* **TASK TO CARRY OUT**
Give only the number of lines in the listing below where the string "amount" occurs.
⟨
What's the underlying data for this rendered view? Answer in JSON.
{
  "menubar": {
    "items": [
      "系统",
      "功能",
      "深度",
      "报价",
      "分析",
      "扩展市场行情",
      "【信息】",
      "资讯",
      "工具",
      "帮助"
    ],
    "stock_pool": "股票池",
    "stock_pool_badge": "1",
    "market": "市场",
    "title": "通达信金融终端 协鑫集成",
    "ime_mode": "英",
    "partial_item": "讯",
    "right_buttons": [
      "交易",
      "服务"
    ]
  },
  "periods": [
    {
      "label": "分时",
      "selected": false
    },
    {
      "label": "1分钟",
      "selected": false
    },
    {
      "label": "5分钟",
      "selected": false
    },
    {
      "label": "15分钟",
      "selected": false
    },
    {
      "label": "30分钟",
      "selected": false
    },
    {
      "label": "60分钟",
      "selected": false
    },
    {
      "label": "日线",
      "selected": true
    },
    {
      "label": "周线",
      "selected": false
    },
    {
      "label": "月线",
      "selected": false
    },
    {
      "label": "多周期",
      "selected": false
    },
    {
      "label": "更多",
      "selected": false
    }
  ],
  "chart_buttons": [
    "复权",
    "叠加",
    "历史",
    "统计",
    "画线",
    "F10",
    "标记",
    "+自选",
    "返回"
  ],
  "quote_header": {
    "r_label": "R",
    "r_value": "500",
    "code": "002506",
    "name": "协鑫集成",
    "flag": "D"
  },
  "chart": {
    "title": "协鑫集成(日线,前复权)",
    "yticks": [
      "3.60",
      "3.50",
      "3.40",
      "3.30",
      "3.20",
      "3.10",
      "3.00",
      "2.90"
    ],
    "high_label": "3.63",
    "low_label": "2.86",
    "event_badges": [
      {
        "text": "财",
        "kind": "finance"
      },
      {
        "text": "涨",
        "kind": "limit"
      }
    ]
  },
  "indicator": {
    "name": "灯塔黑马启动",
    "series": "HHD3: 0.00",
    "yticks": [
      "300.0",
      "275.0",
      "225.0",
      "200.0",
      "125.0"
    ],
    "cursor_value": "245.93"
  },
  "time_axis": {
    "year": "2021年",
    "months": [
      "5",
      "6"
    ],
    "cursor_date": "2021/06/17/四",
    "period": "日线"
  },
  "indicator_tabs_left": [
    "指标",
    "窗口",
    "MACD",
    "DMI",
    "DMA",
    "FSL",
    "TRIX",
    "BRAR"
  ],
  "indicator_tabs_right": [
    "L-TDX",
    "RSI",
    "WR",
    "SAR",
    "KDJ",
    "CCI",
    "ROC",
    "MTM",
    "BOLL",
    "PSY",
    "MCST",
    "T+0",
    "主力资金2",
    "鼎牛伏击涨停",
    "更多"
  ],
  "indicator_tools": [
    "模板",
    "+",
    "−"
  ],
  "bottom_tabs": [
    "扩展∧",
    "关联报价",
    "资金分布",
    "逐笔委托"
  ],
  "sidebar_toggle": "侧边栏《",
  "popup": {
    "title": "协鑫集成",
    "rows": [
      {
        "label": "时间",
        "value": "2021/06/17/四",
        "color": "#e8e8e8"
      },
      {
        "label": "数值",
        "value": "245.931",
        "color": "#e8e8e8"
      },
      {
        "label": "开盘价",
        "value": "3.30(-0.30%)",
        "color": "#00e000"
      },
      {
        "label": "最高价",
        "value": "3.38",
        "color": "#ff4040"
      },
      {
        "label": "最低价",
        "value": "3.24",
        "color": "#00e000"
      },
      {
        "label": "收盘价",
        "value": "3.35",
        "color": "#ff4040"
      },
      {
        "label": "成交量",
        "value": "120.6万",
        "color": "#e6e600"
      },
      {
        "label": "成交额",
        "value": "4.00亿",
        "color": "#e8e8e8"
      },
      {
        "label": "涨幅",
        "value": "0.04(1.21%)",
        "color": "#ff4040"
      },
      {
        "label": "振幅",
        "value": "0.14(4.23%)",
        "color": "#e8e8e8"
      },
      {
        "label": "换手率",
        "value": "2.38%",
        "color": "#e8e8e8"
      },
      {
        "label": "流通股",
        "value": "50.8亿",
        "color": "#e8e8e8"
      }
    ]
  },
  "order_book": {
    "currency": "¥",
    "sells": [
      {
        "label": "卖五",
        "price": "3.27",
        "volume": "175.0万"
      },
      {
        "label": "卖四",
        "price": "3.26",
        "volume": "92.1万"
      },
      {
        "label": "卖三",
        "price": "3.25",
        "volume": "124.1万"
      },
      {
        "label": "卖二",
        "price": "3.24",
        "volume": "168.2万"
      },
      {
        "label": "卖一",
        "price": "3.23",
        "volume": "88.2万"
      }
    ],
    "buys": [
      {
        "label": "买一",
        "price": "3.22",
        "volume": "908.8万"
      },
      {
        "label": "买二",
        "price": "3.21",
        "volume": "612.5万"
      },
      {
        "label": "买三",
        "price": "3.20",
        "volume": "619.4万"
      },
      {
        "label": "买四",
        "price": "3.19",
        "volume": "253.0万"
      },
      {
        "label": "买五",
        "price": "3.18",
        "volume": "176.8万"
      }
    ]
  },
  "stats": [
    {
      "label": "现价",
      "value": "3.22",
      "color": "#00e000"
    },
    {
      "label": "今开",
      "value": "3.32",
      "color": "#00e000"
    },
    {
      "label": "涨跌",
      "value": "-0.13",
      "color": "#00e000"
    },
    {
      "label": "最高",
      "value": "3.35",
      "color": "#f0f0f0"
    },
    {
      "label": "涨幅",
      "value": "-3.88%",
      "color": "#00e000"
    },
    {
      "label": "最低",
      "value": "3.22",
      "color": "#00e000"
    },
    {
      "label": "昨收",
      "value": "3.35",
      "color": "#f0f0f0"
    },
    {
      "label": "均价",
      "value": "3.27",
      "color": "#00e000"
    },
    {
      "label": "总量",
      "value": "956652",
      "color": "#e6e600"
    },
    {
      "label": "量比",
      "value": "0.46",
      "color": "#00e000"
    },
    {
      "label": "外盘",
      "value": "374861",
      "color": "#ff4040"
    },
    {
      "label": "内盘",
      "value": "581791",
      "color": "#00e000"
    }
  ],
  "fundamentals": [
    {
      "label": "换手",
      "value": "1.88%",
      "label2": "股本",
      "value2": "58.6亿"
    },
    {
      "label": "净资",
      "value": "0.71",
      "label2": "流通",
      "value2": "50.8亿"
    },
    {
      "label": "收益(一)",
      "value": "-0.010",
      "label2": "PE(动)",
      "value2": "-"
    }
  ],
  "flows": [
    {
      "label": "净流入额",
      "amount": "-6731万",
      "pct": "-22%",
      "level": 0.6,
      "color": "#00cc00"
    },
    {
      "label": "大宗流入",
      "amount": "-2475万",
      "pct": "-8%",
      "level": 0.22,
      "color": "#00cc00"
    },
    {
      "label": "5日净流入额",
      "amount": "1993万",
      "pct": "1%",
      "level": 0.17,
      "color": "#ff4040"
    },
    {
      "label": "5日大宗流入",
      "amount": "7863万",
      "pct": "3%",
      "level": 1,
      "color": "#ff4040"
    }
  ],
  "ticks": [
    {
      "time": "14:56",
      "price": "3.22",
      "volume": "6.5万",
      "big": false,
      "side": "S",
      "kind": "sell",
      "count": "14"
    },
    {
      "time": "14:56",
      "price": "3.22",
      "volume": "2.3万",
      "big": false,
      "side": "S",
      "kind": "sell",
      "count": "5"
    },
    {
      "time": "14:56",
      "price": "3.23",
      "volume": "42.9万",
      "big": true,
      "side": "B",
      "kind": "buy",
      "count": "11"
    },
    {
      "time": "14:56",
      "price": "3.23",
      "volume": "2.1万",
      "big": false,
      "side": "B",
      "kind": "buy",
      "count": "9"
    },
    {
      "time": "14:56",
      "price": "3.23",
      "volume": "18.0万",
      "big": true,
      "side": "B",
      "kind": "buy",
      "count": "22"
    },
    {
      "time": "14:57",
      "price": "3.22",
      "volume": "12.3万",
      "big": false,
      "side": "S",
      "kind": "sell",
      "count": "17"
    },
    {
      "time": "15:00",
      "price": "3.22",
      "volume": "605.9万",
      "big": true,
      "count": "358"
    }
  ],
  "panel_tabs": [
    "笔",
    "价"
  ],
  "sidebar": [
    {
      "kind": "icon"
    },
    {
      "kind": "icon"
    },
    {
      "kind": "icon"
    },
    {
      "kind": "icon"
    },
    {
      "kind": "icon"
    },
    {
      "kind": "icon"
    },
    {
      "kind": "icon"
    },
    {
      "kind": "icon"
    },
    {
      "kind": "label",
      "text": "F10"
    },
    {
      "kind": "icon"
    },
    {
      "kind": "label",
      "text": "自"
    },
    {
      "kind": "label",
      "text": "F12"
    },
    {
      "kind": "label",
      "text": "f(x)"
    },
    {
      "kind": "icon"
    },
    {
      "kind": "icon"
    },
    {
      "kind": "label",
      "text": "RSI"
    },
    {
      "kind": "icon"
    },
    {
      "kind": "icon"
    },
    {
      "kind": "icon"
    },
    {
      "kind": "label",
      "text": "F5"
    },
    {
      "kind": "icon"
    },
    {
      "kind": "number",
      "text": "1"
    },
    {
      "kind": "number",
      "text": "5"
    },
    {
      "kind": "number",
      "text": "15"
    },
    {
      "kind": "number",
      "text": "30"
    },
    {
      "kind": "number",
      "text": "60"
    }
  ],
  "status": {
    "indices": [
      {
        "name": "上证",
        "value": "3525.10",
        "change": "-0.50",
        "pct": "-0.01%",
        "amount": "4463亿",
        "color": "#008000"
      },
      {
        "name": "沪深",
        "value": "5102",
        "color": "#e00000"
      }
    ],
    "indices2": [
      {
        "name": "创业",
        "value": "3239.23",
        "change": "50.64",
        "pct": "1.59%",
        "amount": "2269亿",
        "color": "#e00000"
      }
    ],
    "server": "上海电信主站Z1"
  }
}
⟩
* **FULL ANSWER**
6